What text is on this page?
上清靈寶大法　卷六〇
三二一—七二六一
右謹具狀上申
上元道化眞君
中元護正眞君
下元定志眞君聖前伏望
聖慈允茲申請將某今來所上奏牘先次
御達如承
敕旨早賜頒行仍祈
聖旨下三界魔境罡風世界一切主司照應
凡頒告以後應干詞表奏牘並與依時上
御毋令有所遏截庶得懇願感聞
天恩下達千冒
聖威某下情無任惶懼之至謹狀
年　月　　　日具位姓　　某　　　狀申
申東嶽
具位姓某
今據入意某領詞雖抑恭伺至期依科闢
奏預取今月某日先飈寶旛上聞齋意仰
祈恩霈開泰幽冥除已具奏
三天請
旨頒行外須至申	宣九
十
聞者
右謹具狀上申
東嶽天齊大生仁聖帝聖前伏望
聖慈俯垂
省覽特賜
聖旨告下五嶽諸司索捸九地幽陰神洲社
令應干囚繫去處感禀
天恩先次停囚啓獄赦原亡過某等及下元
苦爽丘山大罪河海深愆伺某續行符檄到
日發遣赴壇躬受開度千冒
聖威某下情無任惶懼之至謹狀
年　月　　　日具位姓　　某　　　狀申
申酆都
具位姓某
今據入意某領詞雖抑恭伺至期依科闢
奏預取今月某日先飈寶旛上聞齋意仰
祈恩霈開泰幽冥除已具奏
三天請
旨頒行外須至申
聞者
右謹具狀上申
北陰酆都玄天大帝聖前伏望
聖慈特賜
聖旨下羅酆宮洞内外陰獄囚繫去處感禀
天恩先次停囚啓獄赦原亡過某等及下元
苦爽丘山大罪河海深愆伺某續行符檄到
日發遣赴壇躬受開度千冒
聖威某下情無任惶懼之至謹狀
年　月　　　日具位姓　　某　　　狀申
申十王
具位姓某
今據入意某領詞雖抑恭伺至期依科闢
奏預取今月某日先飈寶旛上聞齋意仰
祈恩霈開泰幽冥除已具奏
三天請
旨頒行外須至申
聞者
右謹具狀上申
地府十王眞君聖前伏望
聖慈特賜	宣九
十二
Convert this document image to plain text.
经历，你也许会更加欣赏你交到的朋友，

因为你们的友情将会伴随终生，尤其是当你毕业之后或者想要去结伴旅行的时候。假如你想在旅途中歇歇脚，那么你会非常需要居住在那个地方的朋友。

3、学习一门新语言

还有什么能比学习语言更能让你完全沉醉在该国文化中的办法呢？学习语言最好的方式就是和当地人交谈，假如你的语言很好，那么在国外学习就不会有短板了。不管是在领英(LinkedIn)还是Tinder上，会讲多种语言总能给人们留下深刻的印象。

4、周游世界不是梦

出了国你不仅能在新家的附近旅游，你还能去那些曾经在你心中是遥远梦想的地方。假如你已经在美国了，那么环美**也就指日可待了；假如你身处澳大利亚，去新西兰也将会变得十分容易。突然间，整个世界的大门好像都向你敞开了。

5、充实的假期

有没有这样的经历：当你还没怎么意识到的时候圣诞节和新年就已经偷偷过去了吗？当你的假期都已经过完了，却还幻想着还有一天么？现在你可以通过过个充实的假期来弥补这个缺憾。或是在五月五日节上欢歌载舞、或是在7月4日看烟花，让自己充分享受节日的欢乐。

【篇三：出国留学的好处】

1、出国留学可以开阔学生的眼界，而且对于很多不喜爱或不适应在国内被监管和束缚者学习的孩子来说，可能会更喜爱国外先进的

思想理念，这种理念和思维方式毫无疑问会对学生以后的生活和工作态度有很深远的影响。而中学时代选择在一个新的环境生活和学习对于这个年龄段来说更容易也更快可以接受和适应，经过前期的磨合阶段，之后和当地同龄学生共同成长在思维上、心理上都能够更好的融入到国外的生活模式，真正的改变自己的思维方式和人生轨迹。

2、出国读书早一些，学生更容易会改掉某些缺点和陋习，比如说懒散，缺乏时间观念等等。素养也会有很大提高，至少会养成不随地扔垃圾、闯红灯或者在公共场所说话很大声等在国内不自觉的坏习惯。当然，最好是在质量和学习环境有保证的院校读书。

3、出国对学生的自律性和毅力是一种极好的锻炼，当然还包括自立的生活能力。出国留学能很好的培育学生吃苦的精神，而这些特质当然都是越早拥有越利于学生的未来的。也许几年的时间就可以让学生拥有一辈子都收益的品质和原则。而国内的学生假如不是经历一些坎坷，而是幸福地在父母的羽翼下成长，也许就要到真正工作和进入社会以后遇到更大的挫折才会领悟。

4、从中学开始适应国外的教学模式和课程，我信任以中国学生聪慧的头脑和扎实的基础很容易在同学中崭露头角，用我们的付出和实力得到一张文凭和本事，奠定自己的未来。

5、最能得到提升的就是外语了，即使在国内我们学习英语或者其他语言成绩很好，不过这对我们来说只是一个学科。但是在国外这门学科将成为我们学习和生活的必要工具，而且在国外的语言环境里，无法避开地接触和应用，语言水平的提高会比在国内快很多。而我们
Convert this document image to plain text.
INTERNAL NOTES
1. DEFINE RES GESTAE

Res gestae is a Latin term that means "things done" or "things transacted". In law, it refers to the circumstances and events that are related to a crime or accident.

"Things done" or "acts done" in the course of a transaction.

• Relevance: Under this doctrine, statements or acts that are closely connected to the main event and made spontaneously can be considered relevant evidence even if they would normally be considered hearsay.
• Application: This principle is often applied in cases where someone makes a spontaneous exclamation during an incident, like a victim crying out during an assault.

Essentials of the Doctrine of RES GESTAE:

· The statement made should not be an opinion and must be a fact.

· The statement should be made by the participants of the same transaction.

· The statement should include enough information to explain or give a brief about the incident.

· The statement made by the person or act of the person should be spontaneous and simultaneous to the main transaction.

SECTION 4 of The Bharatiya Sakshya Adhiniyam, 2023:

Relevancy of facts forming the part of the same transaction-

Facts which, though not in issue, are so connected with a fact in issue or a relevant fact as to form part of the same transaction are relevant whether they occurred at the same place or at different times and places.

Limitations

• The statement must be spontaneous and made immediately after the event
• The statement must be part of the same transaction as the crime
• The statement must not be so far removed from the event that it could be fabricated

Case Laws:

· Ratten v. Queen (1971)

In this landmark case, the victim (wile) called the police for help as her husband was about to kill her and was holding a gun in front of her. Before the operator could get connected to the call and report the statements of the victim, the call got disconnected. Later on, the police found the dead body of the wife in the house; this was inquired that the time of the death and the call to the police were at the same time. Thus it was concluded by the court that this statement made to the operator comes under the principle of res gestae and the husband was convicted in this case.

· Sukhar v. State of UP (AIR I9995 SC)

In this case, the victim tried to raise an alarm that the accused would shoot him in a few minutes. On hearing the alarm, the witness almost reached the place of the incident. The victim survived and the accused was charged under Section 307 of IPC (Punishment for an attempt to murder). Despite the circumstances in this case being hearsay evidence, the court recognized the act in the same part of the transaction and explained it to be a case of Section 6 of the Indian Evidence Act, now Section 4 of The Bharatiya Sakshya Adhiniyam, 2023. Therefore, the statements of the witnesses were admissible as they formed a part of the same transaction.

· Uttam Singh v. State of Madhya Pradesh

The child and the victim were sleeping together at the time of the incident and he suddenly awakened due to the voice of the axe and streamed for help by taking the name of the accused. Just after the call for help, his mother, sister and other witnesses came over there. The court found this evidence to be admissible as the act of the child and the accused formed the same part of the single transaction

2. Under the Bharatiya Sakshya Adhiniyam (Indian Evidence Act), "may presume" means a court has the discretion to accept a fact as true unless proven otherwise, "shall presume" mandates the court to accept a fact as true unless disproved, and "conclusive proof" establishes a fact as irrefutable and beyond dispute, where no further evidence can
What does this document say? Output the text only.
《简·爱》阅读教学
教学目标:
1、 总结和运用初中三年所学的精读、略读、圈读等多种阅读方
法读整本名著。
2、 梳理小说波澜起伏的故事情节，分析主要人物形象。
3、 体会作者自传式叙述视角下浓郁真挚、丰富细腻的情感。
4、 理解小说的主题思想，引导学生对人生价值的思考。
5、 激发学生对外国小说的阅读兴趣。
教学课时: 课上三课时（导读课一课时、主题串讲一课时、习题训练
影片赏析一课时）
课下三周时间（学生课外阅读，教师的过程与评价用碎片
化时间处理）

------------------------

Instructions to follow. Within the entries above, work out how many lines contain the word "must". The number alone is the answer.

Response below. 4